### Collected data entries

—————

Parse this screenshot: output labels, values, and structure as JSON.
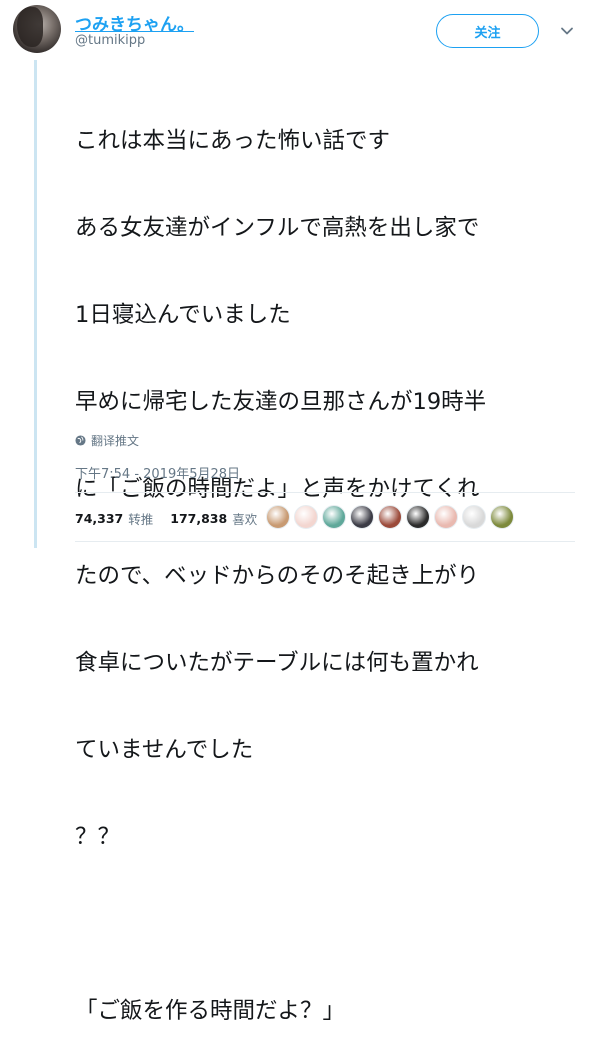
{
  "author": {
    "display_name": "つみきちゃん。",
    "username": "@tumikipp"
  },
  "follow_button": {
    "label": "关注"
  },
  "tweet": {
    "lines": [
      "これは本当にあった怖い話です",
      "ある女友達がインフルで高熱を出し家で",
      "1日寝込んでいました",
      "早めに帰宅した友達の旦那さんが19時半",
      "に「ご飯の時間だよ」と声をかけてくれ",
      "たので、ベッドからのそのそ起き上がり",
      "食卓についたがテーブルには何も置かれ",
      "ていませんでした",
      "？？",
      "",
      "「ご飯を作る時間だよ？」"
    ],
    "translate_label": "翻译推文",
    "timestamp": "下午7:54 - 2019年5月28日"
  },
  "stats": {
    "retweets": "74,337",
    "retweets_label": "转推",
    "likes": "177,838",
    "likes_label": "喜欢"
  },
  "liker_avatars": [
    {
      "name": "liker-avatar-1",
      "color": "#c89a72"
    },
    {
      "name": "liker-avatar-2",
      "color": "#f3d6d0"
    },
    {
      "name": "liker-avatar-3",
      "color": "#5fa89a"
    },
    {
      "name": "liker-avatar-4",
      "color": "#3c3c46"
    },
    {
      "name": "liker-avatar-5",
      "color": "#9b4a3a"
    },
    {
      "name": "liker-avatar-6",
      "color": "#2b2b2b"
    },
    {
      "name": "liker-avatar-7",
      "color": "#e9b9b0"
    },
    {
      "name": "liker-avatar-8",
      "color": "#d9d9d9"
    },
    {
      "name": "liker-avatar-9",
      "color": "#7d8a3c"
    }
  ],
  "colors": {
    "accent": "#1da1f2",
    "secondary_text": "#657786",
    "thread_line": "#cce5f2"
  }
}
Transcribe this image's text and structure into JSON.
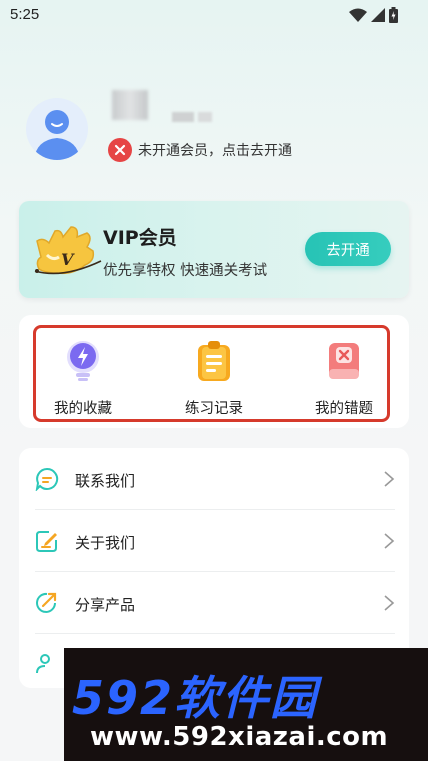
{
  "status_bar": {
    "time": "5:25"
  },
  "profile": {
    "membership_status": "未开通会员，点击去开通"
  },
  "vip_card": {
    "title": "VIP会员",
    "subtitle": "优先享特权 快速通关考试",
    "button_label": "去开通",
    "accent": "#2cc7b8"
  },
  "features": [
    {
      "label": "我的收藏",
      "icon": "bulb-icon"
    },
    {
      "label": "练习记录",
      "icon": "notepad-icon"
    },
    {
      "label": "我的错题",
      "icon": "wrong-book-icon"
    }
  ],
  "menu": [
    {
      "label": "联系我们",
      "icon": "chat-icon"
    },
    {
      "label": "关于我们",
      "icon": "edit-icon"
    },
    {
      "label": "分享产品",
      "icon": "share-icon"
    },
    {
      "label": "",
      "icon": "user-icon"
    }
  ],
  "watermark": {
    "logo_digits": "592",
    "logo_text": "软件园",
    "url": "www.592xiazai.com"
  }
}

—————

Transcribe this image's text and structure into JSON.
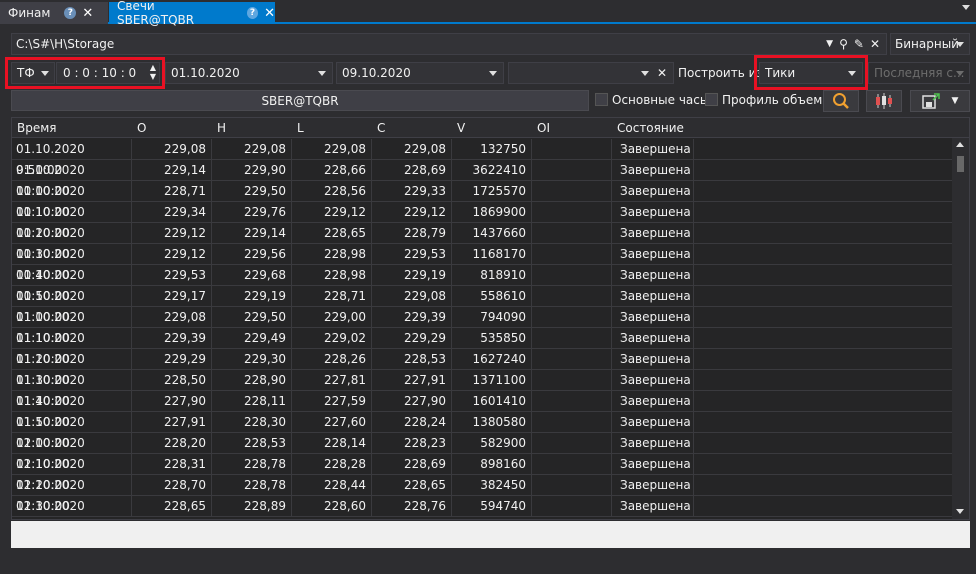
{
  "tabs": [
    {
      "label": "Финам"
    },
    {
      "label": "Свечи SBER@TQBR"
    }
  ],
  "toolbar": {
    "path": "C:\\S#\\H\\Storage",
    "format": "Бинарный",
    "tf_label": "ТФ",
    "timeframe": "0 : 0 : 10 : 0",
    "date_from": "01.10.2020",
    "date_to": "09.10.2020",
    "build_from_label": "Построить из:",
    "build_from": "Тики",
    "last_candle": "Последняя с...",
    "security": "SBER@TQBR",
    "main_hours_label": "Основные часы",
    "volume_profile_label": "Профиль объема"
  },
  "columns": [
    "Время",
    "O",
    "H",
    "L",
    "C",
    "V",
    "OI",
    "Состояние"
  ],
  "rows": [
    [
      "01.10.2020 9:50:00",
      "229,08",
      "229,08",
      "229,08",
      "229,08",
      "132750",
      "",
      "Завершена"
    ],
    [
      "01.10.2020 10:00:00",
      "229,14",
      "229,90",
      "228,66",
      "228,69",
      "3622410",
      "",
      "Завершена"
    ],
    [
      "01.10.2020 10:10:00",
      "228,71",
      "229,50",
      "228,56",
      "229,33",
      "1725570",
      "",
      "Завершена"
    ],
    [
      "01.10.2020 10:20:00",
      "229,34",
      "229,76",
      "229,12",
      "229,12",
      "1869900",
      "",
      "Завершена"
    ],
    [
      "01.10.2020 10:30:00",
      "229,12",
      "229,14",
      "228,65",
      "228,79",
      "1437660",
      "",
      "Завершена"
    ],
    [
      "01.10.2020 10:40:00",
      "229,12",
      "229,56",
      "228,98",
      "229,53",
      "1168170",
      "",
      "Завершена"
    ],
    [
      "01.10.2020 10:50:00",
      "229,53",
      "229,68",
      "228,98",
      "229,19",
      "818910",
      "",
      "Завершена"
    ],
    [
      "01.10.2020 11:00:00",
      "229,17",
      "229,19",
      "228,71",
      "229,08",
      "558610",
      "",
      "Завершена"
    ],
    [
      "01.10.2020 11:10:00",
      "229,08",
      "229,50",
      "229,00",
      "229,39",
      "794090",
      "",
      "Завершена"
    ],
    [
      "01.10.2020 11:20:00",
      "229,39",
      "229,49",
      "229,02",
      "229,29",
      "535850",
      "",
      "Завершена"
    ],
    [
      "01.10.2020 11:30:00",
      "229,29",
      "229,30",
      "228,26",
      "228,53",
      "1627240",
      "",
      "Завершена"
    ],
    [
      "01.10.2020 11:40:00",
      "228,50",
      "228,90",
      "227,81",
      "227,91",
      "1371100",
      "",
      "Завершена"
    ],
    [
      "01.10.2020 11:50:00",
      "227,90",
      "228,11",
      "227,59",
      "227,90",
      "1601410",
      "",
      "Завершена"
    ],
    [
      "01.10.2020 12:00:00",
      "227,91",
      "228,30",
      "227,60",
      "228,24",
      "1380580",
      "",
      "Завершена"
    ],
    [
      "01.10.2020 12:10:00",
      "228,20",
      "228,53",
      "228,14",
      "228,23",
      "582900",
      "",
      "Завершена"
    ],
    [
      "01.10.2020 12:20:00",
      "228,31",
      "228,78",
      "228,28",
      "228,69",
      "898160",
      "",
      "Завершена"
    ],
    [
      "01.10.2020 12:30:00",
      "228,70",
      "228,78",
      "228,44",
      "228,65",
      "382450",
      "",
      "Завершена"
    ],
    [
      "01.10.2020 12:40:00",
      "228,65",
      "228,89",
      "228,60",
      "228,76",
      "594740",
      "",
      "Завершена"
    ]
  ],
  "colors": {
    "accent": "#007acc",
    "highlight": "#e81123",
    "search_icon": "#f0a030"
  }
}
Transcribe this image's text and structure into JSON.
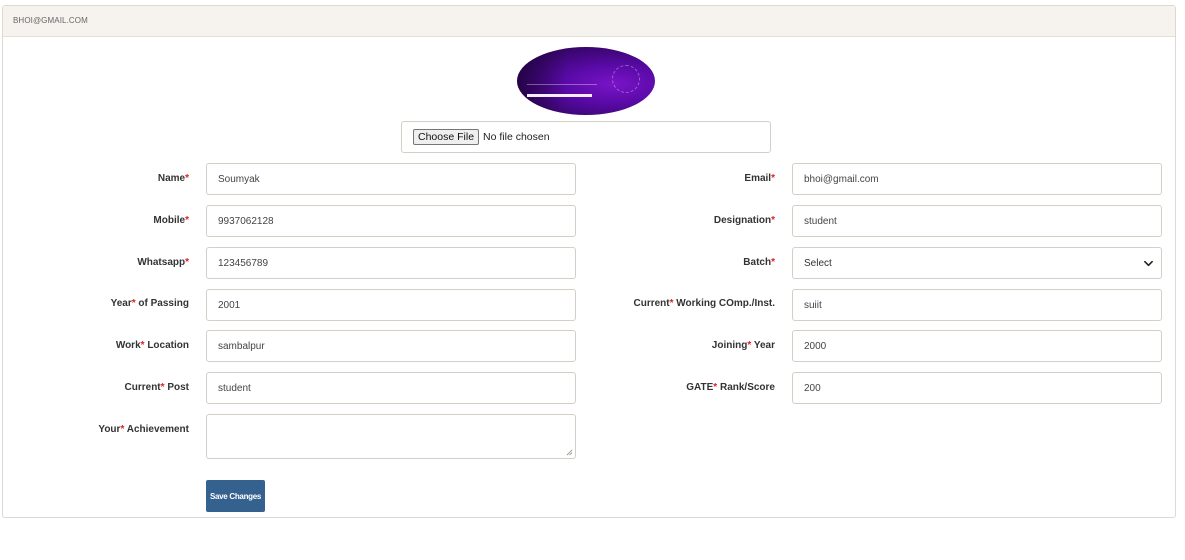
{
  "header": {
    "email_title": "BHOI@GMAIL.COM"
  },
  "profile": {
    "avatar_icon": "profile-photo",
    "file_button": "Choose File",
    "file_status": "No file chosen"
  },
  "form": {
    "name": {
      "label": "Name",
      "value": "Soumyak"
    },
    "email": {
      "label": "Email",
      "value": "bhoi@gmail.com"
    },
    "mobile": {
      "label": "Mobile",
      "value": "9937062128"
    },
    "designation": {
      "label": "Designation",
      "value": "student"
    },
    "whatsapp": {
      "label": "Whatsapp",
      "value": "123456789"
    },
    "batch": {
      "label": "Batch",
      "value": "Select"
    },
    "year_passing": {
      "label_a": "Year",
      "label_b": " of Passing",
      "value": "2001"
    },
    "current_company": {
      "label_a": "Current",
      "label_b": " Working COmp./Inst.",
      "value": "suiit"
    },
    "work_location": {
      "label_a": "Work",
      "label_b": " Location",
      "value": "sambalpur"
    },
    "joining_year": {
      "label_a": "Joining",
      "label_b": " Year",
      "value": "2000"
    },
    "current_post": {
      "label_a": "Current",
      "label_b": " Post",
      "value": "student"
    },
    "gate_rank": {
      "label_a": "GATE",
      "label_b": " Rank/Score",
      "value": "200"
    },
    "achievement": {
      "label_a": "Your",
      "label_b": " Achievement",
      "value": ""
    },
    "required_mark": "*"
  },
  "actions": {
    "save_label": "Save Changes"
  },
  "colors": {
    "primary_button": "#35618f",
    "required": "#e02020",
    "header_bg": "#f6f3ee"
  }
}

—————

### Stated exercise
Read the entries and select each line where the word "TQBR" is found.

### Correct response
      "label": "Свечи SBER@TQBR"
    "security": "SBER@TQBR",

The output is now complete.